(Dataset items)
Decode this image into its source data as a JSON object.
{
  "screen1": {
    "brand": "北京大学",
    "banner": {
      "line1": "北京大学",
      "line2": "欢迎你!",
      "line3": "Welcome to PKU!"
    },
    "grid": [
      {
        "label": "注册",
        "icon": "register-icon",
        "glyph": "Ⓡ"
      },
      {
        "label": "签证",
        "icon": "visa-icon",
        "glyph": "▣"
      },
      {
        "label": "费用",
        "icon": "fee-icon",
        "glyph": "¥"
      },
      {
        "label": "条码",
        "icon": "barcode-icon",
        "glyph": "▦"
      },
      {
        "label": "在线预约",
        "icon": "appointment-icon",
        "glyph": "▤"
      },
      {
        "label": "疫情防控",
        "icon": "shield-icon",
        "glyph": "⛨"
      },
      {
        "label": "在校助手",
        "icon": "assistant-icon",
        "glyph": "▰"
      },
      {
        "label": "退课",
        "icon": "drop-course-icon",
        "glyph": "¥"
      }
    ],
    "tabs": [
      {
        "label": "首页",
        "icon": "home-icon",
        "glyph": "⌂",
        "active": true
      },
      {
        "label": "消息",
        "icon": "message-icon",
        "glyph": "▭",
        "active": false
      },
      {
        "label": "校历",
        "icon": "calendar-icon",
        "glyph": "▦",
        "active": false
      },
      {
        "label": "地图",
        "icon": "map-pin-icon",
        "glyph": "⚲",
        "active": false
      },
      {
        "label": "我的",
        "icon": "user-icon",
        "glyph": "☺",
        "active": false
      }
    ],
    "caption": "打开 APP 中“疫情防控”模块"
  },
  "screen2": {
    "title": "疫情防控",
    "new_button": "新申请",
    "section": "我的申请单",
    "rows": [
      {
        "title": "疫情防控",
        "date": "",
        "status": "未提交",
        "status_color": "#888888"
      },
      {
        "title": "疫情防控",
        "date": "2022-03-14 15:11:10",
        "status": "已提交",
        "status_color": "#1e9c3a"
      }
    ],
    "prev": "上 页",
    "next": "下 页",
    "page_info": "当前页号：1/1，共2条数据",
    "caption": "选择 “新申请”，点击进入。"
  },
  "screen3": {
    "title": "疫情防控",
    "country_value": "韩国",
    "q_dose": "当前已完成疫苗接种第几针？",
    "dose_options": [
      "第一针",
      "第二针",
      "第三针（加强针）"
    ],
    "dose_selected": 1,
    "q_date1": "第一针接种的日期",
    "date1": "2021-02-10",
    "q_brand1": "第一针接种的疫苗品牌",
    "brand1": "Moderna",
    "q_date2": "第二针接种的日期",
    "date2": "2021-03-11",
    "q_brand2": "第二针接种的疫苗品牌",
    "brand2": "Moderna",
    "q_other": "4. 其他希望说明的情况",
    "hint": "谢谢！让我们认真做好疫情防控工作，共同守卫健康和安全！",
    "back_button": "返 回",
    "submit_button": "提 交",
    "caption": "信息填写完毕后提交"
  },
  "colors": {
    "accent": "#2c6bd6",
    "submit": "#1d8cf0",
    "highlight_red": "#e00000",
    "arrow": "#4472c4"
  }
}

▸ What needs to be done:
Write out the entire listing exactly.

▸ Answer for the task:
Decode this image into its source data as a JSON object.
{
  "screen1": {
    "brand": "北京大学",
    "banner": {
      "line1": "北京大学",
      "line2": "欢迎你!",
      "line3": "Welcome to PKU!"
    },
    "grid": [
      {
        "label": "注册",
        "icon": "register-icon",
        "glyph": "Ⓡ"
      },
      {
        "label": "签证",
        "icon": "visa-icon",
        "glyph": "▣"
      },
      {
        "label": "费用",
        "icon": "fee-icon",
        "glyph": "¥"
      },
      {
        "label": "条码",
        "icon": "barcode-icon",
        "glyph": "▦"
      },
      {
        "label": "在线预约",
        "icon": "appointment-icon",
        "glyph": "▤"
      },
      {
        "label": "疫情防控",
        "icon": "shield-icon",
        "glyph": "⛨"
      },
      {
        "label": "在校助手",
        "icon": "assistant-icon",
        "glyph": "▰"
      },
      {
        "label": "退课",
        "icon": "drop-course-icon",
        "glyph": "¥"
      }
    ],
    "tabs": [
      {
        "label": "首页",
        "icon": "home-icon",
        "glyph": "⌂",
        "active": true
      },
      {
        "label": "消息",
        "icon": "message-icon",
        "glyph": "▭",
        "active": false
      },
      {
        "label": "校历",
        "icon": "calendar-icon",
        "glyph": "▦",
        "active": false
      },
      {
        "label": "地图",
        "icon": "map-pin-icon",
        "glyph": "⚲",
        "active": false
      },
      {
        "label": "我的",
        "icon": "user-icon",
        "glyph": "☺",
        "active": false
      }
    ],
    "caption": "打开 APP 中“疫情防控”模块"
  },
  "screen2": {
    "title": "疫情防控",
    "new_button": "新申请",
    "section": "我的申请单",
    "rows": [
      {
        "title": "疫情防控",
        "date": "",
        "status": "未提交",
        "status_color": "#888888"
      },
      {
        "title": "疫情防控",
        "date": "2022-03-14 15:11:10",
        "status": "已提交",
        "status_color": "#1e9c3a"
      }
    ],
    "prev": "上 页",
    "next": "下 页",
    "page_info": "当前页号：1/1，共2条数据",
    "caption": "选择 “新申请”，点击进入。"
  },
  "screen3": {
    "title": "疫情防控",
    "country_value": "韩国",
    "q_dose": "当前已完成疫苗接种第几针？",
    "dose_options": [
      "第一针",
      "第二针",
      "第三针（加强针）"
    ],
    "dose_selected": 1,
    "q_date1": "第一针接种的日期",
    "date1": "2021-02-10",
    "q_brand1": "第一针接种的疫苗品牌",
    "brand1": "Moderna",
    "q_date2": "第二针接种的日期",
    "date2": "2021-03-11",
    "q_brand2": "第二针接种的疫苗品牌",
    "brand2": "Moderna",
    "q_other": "4. 其他希望说明的情况",
    "hint": "谢谢！让我们认真做好疫情防控工作，共同守卫健康和安全！",
    "back_button": "返 回",
    "submit_button": "提 交",
    "caption": "信息填写完毕后提交"
  },
  "colors": {
    "accent": "#2c6bd6",
    "submit": "#1d8cf0",
    "highlight_red": "#e00000",
    "arrow": "#4472c4"
  }
}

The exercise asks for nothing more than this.